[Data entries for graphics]
******************************

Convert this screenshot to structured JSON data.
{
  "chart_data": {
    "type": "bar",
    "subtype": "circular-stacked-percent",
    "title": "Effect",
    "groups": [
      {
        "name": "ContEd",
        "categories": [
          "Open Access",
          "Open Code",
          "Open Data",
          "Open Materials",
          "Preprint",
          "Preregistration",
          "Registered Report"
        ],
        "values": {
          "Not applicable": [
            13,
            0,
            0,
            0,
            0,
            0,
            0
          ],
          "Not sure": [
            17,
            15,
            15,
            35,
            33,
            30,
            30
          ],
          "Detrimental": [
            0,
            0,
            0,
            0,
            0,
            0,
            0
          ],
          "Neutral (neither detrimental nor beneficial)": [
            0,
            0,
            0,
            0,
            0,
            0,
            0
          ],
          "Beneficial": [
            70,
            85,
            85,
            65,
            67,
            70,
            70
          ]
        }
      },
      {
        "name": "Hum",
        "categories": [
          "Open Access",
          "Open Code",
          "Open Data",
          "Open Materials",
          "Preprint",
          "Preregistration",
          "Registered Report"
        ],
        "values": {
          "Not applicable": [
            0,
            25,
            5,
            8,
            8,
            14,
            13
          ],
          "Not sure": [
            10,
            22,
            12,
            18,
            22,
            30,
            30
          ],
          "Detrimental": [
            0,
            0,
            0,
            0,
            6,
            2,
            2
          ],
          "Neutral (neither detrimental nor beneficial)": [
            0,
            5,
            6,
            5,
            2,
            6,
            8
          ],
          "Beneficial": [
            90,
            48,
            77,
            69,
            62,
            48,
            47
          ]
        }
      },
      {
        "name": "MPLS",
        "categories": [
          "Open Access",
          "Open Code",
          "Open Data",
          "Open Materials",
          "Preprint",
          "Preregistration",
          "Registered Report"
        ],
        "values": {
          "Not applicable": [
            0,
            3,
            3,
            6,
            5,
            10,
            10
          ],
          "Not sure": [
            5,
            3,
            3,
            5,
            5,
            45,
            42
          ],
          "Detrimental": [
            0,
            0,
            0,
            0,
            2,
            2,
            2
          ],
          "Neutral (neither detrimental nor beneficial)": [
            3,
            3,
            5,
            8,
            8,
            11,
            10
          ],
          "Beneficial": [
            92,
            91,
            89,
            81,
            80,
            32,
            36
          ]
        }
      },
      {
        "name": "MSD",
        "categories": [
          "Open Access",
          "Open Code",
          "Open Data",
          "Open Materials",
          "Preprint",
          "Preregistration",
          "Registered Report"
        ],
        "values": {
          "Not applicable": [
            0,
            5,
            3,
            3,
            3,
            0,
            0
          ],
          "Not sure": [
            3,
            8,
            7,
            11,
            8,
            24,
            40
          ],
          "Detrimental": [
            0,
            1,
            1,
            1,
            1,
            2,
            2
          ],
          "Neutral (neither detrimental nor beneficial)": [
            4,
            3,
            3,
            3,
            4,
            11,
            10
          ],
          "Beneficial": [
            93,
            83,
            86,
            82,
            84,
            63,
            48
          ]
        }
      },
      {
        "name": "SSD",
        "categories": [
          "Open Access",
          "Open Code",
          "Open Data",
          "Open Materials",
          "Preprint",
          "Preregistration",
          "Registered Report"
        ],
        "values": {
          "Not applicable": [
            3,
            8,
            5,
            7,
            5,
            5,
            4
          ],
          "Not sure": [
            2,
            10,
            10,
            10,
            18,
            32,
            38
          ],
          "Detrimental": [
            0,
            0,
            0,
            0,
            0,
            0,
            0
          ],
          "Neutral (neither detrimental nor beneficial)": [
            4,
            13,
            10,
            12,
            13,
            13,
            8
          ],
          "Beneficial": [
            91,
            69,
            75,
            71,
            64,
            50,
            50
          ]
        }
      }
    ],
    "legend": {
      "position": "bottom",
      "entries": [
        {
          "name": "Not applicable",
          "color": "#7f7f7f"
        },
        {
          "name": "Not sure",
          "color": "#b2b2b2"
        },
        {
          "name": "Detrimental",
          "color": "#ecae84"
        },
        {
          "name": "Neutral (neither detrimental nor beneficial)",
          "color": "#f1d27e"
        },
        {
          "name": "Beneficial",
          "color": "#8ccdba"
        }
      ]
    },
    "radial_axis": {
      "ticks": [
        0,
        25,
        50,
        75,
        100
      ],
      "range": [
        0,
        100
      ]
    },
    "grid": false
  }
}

******************************

> Exercise:
Go through the data and return every record exactly.

> Solution to this task:
Convert this screenshot to structured JSON data.
{
  "chart_data": {
    "type": "bar",
    "subtype": "circular-stacked-percent",
    "title": "Effect",
    "groups": [
      {
        "name": "ContEd",
        "categories": [
          "Open Access",
          "Open Code",
          "Open Data",
          "Open Materials",
          "Preprint",
          "Preregistration",
          "Registered Report"
        ],
        "values": {
          "Not applicable": [
            13,
            0,
            0,
            0,
            0,
            0,
            0
          ],
          "Not sure": [
            17,
            15,
            15,
            35,
            33,
            30,
            30
          ],
          "Detrimental": [
            0,
            0,
            0,
            0,
            0,
            0,
            0
          ],
          "Neutral (neither detrimental nor beneficial)": [
            0,
            0,
            0,
            0,
            0,
            0,
            0
          ],
          "Beneficial": [
            70,
            85,
            85,
            65,
            67,
            70,
            70
          ]
        }
      },
      {
        "name": "Hum",
        "categories": [
          "Open Access",
          "Open Code",
          "Open Data",
          "Open Materials",
          "Preprint",
          "Preregistration",
          "Registered Report"
        ],
        "values": {
          "Not applicable": [
            0,
            25,
            5,
            8,
            8,
            14,
            13
          ],
          "Not sure": [
            10,
            22,
            12,
            18,
            22,
            30,
            30
          ],
          "Detrimental": [
            0,
            0,
            0,
            0,
            6,
            2,
            2
          ],
          "Neutral (neither detrimental nor beneficial)": [
            0,
            5,
            6,
            5,
            2,
            6,
            8
          ],
          "Beneficial": [
            90,
            48,
            77,
            69,
            62,
            48,
            47
          ]
        }
      },
      {
        "name": "MPLS",
        "categories": [
          "Open Access",
          "Open Code",
          "Open Data",
          "Open Materials",
          "Preprint",
          "Preregistration",
          "Registered Report"
        ],
        "values": {
          "Not applicable": [
            0,
            3,
            3,
            6,
            5,
            10,
            10
          ],
          "Not sure": [
            5,
            3,
            3,
            5,
            5,
            45,
            42
          ],
          "Detrimental": [
            0,
            0,
            0,
            0,
            2,
            2,
            2
          ],
          "Neutral (neither detrimental nor beneficial)": [
            3,
            3,
            5,
            8,
            8,
            11,
            10
          ],
          "Beneficial": [
            92,
            91,
            89,
            81,
            80,
            32,
            36
          ]
        }
      },
      {
        "name": "MSD",
        "categories": [
          "Open Access",
          "Open Code",
          "Open Data",
          "Open Materials",
          "Preprint",
          "Preregistration",
          "Registered Report"
        ],
        "values": {
          "Not applicable": [
            0,
            5,
            3,
            3,
            3,
            0,
            0
          ],
          "Not sure": [
            3,
            8,
            7,
            11,
            8,
            24,
            40
          ],
          "Detrimental": [
            0,
            1,
            1,
            1,
            1,
            2,
            2
          ],
          "Neutral (neither detrimental nor beneficial)": [
            4,
            3,
            3,
            3,
            4,
            11,
            10
          ],
          "Beneficial": [
            93,
            83,
            86,
            82,
            84,
            63,
            48
          ]
        }
      },
      {
        "name": "SSD",
        "categories": [
          "Open Access",
          "Open Code",
          "Open Data",
          "Open Materials",
          "Preprint",
          "Preregistration",
          "Registered Report"
        ],
        "values": {
          "Not applicable": [
            3,
            8,
            5,
            7,
            5,
            5,
            4
          ],
          "Not sure": [
            2,
            10,
            10,
            10,
            18,
            32,
            38
          ],
          "Detrimental": [
            0,
            0,
            0,
            0,
            0,
            0,
            0
          ],
          "Neutral (neither detrimental nor beneficial)": [
            4,
            13,
            10,
            12,
            13,
            13,
            8
          ],
          "Beneficial": [
            91,
            69,
            75,
            71,
            64,
            50,
            50
          ]
        }
      }
    ],
    "legend": {
      "position": "bottom",
      "entries": [
        {
          "name": "Not applicable",
          "color": "#7f7f7f"
        },
        {
          "name": "Not sure",
          "color": "#b2b2b2"
        },
        {
          "name": "Detrimental",
          "color": "#ecae84"
        },
        {
          "name": "Neutral (neither detrimental nor beneficial)",
          "color": "#f1d27e"
        },
        {
          "name": "Beneficial",
          "color": "#8ccdba"
        }
      ]
    },
    "radial_axis": {
      "ticks": [
        0,
        25,
        50,
        75,
        100
      ],
      "range": [
        0,
        100
      ]
    },
    "grid": false
  }
}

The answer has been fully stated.